● **DOCUMENT SEGMENT**
═══
CLINTON HILL — The police precinct covering Fort Greene and Clinton Hill needs more squad cars and officers, Public Advocate Letitia James said Wednesday at a town hall meeting.

“The 88th precinct is under-resourced,” she told a crowd of community members and local police at Emmanuel Baptist Church. “I’ve discovered recently we only have three or four patrol cars to turn out at night. That’s unacceptable.”

The precinct's commanding officer Capt. Peter Fiorillo said he gets the most he can out of his 112 officers, but agreed he was operating with minimal staff and cars.

“The issue came up about manpower,” he said. “Yeah, it’s a concern. You do get out the minimum man every day.”

Fiorillo said the area had recently “hosted” a number of shootings perpetrated by and against people who do not live in the precinct, which he called a “drain.” 

Of the precinct’s 15 shootings so far this year, six were in the Ingersoll-Whitman houses, which James pointed out ranks among the poorest areas in the city. Six more shootings took place around Fulton Street, Fiorillo said.

The number of shootings in Fort Greene and Clinton Hill this year is almost double the eight that took place in the same period last year, police statistics show.

But that puts the 88th precinct 14th in the city for shootings, NYPD Chief of Patrol Carlos Gomez pointed out at the meeting, and thus not at the top of the list for an increase in resources. Still, he said, both the 88th and neighboring 79th were getting an influx of rookies this year.

“You mentioned the officers, that there’s not enough officers,” Gomez said. “We saw that.” 

Since 2003, he said, areas that were not in 28 “impact zones” got only “a handful” of new officers a year. Beginning in January of this year, rookies are dispatched to all 98 precincts, with higher crime precincts getting more officers.
═══
(Data items)

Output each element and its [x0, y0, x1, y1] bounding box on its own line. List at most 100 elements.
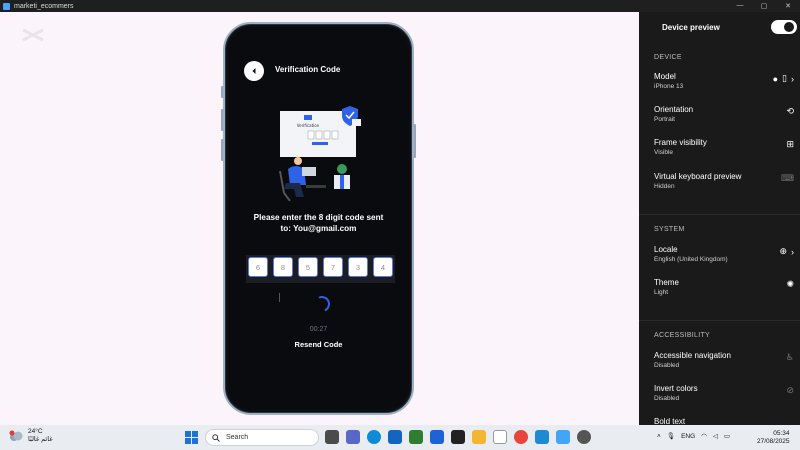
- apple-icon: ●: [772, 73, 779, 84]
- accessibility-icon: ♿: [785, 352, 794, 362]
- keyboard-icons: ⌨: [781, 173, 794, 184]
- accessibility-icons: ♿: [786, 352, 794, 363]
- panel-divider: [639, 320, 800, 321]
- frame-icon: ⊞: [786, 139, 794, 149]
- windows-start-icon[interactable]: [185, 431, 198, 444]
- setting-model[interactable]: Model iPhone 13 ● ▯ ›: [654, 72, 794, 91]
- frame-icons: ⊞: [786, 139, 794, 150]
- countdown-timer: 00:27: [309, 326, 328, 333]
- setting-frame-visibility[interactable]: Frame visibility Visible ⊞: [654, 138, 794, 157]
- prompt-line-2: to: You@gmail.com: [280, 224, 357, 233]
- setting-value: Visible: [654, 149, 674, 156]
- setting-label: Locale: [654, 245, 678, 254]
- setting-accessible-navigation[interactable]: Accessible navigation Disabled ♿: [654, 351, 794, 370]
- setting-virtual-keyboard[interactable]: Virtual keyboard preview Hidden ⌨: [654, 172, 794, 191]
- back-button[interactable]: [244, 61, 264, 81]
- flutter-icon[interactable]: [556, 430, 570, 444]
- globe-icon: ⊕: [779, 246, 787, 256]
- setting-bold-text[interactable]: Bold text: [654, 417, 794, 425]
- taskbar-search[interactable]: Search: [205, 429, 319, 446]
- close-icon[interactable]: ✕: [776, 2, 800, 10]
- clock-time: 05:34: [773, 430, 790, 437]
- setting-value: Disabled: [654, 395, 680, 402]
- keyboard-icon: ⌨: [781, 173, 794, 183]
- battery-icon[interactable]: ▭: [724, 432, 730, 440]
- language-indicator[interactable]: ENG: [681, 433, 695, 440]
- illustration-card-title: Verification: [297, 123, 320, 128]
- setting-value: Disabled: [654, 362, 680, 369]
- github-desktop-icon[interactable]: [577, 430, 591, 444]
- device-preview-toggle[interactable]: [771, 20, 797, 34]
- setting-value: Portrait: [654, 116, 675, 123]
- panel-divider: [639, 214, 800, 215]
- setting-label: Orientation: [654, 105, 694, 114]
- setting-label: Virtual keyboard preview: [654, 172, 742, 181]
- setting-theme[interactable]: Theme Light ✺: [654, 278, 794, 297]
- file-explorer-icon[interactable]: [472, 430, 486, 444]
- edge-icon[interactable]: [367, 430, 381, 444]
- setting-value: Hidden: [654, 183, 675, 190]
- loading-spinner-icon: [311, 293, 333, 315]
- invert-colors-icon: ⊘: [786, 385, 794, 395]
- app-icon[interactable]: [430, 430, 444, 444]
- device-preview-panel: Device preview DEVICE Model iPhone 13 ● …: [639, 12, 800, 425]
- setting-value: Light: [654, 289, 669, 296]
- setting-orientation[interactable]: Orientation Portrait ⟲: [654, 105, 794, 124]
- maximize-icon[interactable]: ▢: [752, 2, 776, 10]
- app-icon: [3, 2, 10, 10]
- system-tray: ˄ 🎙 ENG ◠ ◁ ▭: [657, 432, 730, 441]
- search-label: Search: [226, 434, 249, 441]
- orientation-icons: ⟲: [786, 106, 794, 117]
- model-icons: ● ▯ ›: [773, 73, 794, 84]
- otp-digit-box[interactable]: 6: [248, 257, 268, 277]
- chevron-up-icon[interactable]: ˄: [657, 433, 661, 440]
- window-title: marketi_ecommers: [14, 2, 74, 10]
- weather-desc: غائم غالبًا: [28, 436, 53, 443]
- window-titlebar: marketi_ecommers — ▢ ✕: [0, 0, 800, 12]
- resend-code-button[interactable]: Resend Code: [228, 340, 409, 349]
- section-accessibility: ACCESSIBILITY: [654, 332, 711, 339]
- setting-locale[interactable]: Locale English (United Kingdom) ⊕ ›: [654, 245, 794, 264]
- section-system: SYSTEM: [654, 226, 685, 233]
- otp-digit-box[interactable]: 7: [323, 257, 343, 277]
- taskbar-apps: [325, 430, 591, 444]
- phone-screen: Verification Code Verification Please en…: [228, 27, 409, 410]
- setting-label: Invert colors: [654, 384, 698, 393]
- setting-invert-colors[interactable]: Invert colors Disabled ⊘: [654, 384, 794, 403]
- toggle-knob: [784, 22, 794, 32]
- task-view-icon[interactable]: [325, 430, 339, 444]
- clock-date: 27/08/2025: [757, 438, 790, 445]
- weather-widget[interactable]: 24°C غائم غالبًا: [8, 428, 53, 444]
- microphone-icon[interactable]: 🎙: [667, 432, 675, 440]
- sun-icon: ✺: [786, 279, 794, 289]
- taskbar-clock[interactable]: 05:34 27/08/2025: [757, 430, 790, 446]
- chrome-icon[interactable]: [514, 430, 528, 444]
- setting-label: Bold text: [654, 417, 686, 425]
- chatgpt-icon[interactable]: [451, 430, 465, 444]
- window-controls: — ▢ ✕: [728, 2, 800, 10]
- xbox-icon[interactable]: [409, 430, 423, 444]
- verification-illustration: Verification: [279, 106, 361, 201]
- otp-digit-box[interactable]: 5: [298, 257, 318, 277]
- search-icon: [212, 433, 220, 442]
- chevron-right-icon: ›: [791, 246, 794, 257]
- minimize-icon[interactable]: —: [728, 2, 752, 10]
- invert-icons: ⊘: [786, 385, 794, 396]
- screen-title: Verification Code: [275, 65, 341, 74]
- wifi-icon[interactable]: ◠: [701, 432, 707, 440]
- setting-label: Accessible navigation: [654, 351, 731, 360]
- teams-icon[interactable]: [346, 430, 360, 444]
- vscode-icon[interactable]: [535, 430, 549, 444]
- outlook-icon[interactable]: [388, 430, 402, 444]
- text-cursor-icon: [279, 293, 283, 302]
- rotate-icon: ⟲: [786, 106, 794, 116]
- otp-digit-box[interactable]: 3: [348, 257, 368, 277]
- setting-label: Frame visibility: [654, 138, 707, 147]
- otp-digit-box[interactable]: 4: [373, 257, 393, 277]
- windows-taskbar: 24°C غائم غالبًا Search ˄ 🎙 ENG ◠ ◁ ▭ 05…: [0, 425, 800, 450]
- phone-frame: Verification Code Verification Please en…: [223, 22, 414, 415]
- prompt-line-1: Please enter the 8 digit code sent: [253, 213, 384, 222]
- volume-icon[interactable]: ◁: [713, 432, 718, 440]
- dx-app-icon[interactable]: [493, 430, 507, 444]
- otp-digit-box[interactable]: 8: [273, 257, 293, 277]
═══
● **TASKS**
A – In the article on the 88th precinct, how many officers does Capt. Peter Fiorillo command?
B – Based on the article on the 88th precinct, say whether each statement agrees with it, quoting the words that decide: (i) Six of this year's shootings took place in the Ingersoll-Whitman houses. (ii) The 88th precinct ranks first in the city for shootings. (iii) Since January of this year, rookies have been sent to all 98 precincts.
C – Continue the article on the 88th precinct from its last sentence.

● **RESULTS OF THE TASKS**
A – 112 officers.

B –
(i) Yes: "six were in the Ingersoll-Whitman houses"
(ii) No: "puts the 88th precinct 14th in the city for shootings"
(iii) Yes: "Beginning in January of this year, rookies are dispatched to all 98 precincts"

C –
Bed-Stuy’s 79th precinct got 33 new officers since the start of the year, and the 88th got 10, the commanding officers said.

While acknowledging tight resources, the police officials said information from the community would help make the difference for them in crime-fighting. James and Borough President Eric Adams encouraged locals to tip off police to crime they see. 

"Snitching is a badge of honor," James said.

Gangs and guns are at the heart of the recent violence, police, politicians and community members agreed.

Young people between the ages of 16 and 20 are particularly at risk for getting involved in gang activity, police said. They also mentioned that "a good number" of the guns used in Brooklyn shootings are coming up from southeastern states with more lax laws.

Adams, a former NYPD officer, received loud cheers for encouraging neighbors to make sure that “the things that are happening on the street are not emanating from your household.

“Before a gun hits the street, it is in somebody’s bookbag," he said. "It is under someone’s mattress. It is in someone’s drawer.”

He encouraged the community to be proactive: "I told my son, you don’t have any constitutional rights in my house.”